Dataset listings of figures
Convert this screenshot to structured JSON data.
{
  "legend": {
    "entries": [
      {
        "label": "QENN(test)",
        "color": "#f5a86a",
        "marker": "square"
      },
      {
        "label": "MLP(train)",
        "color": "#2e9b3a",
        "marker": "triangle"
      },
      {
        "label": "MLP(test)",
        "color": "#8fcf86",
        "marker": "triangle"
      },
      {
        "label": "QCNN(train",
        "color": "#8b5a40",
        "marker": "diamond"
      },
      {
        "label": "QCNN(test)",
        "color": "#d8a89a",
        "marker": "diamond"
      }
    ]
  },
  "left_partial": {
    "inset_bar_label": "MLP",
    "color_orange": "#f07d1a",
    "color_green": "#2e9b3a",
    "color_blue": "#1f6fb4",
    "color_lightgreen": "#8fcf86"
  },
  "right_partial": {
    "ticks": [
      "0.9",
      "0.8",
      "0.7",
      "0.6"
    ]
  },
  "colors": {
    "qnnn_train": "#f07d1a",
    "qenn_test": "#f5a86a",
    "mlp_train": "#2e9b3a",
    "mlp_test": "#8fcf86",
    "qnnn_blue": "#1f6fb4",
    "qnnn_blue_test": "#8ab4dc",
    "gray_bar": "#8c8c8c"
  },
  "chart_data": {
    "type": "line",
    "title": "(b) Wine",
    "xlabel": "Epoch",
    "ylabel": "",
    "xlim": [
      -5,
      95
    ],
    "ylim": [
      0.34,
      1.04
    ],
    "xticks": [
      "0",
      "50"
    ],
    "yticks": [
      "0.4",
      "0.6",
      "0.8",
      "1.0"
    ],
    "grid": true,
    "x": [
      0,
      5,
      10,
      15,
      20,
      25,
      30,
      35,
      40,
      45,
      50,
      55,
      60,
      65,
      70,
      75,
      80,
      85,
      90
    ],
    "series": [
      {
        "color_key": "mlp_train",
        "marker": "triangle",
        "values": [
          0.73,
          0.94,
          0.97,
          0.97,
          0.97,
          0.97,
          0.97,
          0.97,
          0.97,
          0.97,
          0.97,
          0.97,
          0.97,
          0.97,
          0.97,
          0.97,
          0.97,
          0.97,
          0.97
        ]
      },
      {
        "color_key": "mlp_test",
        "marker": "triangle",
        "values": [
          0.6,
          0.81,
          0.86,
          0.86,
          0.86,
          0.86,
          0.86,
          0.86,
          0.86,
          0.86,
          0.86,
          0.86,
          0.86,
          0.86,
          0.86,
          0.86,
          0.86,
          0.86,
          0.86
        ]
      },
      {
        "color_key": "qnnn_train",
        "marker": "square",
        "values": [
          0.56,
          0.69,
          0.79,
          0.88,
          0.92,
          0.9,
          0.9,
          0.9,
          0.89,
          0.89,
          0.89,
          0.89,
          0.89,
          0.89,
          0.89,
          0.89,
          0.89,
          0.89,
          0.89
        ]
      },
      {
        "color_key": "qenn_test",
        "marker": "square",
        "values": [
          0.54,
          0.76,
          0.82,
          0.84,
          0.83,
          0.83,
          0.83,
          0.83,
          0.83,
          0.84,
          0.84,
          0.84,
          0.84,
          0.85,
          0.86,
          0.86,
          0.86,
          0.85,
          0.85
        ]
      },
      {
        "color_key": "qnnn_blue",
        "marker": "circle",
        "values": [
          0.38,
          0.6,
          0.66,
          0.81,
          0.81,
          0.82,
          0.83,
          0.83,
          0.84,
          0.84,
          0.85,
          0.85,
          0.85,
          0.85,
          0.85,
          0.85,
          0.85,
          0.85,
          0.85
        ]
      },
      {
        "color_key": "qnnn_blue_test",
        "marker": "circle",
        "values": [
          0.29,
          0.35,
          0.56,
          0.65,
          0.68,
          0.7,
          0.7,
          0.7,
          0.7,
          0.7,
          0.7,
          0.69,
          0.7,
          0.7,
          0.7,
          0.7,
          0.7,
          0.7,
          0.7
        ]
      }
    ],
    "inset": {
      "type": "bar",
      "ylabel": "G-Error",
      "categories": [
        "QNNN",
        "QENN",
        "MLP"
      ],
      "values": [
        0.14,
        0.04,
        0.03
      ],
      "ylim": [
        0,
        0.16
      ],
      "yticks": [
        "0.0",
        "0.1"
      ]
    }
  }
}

▸ **To be done**:
Above are some records. Print them all exactly.

▸ **Answer below**:
Convert this screenshot to structured JSON data.
{
  "legend": {
    "entries": [
      {
        "label": "QENN(test)",
        "color": "#f5a86a",
        "marker": "square"
      },
      {
        "label": "MLP(train)",
        "color": "#2e9b3a",
        "marker": "triangle"
      },
      {
        "label": "MLP(test)",
        "color": "#8fcf86",
        "marker": "triangle"
      },
      {
        "label": "QCNN(train",
        "color": "#8b5a40",
        "marker": "diamond"
      },
      {
        "label": "QCNN(test)",
        "color": "#d8a89a",
        "marker": "diamond"
      }
    ]
  },
  "left_partial": {
    "inset_bar_label": "MLP",
    "color_orange": "#f07d1a",
    "color_green": "#2e9b3a",
    "color_blue": "#1f6fb4",
    "color_lightgreen": "#8fcf86"
  },
  "right_partial": {
    "ticks": [
      "0.9",
      "0.8",
      "0.7",
      "0.6"
    ]
  },
  "colors": {
    "qnnn_train": "#f07d1a",
    "qenn_test": "#f5a86a",
    "mlp_train": "#2e9b3a",
    "mlp_test": "#8fcf86",
    "qnnn_blue": "#1f6fb4",
    "qnnn_blue_test": "#8ab4dc",
    "gray_bar": "#8c8c8c"
  },
  "chart_data": {
    "type": "line",
    "title": "(b) Wine",
    "xlabel": "Epoch",
    "ylabel": "",
    "xlim": [
      -5,
      95
    ],
    "ylim": [
      0.34,
      1.04
    ],
    "xticks": [
      "0",
      "50"
    ],
    "yticks": [
      "0.4",
      "0.6",
      "0.8",
      "1.0"
    ],
    "grid": true,
    "x": [
      0,
      5,
      10,
      15,
      20,
      25,
      30,
      35,
      40,
      45,
      50,
      55,
      60,
      65,
      70,
      75,
      80,
      85,
      90
    ],
    "series": [
      {
        "color_key": "mlp_train",
        "marker": "triangle",
        "values": [
          0.73,
          0.94,
          0.97,
          0.97,
          0.97,
          0.97,
          0.97,
          0.97,
          0.97,
          0.97,
          0.97,
          0.97,
          0.97,
          0.97,
          0.97,
          0.97,
          0.97,
          0.97,
          0.97
        ]
      },
      {
        "color_key": "mlp_test",
        "marker": "triangle",
        "values": [
          0.6,
          0.81,
          0.86,
          0.86,
          0.86,
          0.86,
          0.86,
          0.86,
          0.86,
          0.86,
          0.86,
          0.86,
          0.86,
          0.86,
          0.86,
          0.86,
          0.86,
          0.86,
          0.86
        ]
      },
      {
        "color_key": "qnnn_train",
        "marker": "square",
        "values": [
          0.56,
          0.69,
          0.79,
          0.88,
          0.92,
          0.9,
          0.9,
          0.9,
          0.89,
          0.89,
          0.89,
          0.89,
          0.89,
          0.89,
          0.89,
          0.89,
          0.89,
          0.89,
          0.89
        ]
      },
      {
        "color_key": "qenn_test",
        "marker": "square",
        "values": [
          0.54,
          0.76,
          0.82,
          0.84,
          0.83,
          0.83,
          0.83,
          0.83,
          0.83,
          0.84,
          0.84,
          0.84,
          0.84,
          0.85,
          0.86,
          0.86,
          0.86,
          0.85,
          0.85
        ]
      },
      {
        "color_key": "qnnn_blue",
        "marker": "circle",
        "values": [
          0.38,
          0.6,
          0.66,
          0.81,
          0.81,
          0.82,
          0.83,
          0.83,
          0.84,
          0.84,
          0.85,
          0.85,
          0.85,
          0.85,
          0.85,
          0.85,
          0.85,
          0.85,
          0.85
        ]
      },
      {
        "color_key": "qnnn_blue_test",
        "marker": "circle",
        "values": [
          0.29,
          0.35,
          0.56,
          0.65,
          0.68,
          0.7,
          0.7,
          0.7,
          0.7,
          0.7,
          0.7,
          0.69,
          0.7,
          0.7,
          0.7,
          0.7,
          0.7,
          0.7,
          0.7
        ]
      }
    ],
    "inset": {
      "type": "bar",
      "ylabel": "G-Error",
      "categories": [
        "QNNN",
        "QENN",
        "MLP"
      ],
      "values": [
        0.14,
        0.04,
        0.03
      ],
      "ylim": [
        0,
        0.16
      ],
      "yticks": [
        "0.0",
        "0.1"
      ]
    }
  }
}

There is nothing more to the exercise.